• _REQUIREMENTS_
Restate the full listing word for word and leave the pictures out.

[Stored data]
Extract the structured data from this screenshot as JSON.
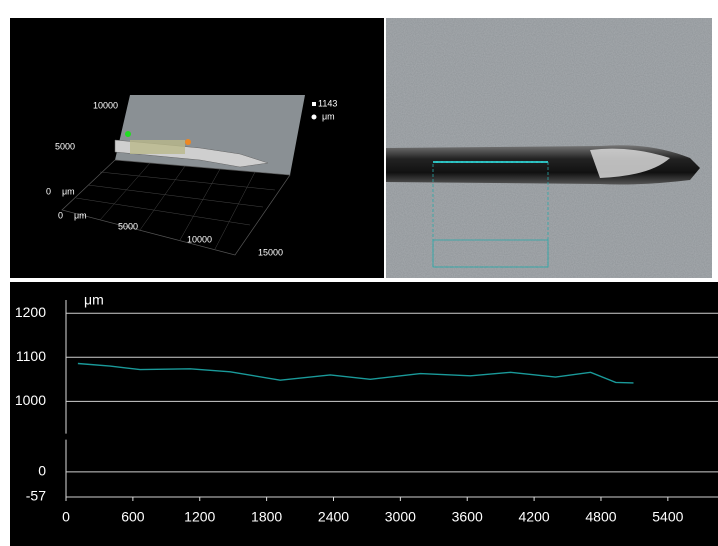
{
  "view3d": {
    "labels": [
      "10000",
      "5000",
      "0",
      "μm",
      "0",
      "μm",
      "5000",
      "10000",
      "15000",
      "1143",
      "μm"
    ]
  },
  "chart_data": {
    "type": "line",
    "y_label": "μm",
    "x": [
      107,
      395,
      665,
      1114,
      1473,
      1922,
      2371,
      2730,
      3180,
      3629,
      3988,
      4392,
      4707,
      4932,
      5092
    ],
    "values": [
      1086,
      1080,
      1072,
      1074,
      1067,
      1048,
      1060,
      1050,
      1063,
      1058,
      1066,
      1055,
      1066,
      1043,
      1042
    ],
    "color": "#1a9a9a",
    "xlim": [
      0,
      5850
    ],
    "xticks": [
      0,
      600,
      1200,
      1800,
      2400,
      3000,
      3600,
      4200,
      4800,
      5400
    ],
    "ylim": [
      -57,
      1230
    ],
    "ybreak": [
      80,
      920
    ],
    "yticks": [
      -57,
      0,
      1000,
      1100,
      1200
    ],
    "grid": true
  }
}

• _SOLUTION TO THE EXERCISE_
Extract the structured data from this screenshot as JSON.
{
  "view3d": {
    "labels": [
      "10000",
      "5000",
      "0",
      "μm",
      "0",
      "μm",
      "5000",
      "10000",
      "15000",
      "1143",
      "μm"
    ]
  },
  "chart_data": {
    "type": "line",
    "y_label": "μm",
    "x": [
      107,
      395,
      665,
      1114,
      1473,
      1922,
      2371,
      2730,
      3180,
      3629,
      3988,
      4392,
      4707,
      4932,
      5092
    ],
    "values": [
      1086,
      1080,
      1072,
      1074,
      1067,
      1048,
      1060,
      1050,
      1063,
      1058,
      1066,
      1055,
      1066,
      1043,
      1042
    ],
    "color": "#1a9a9a",
    "xlim": [
      0,
      5850
    ],
    "xticks": [
      0,
      600,
      1200,
      1800,
      2400,
      3000,
      3600,
      4200,
      4800,
      5400
    ],
    "ylim": [
      -57,
      1230
    ],
    "ybreak": [
      80,
      920
    ],
    "yticks": [
      -57,
      0,
      1000,
      1100,
      1200
    ],
    "grid": true
  }
}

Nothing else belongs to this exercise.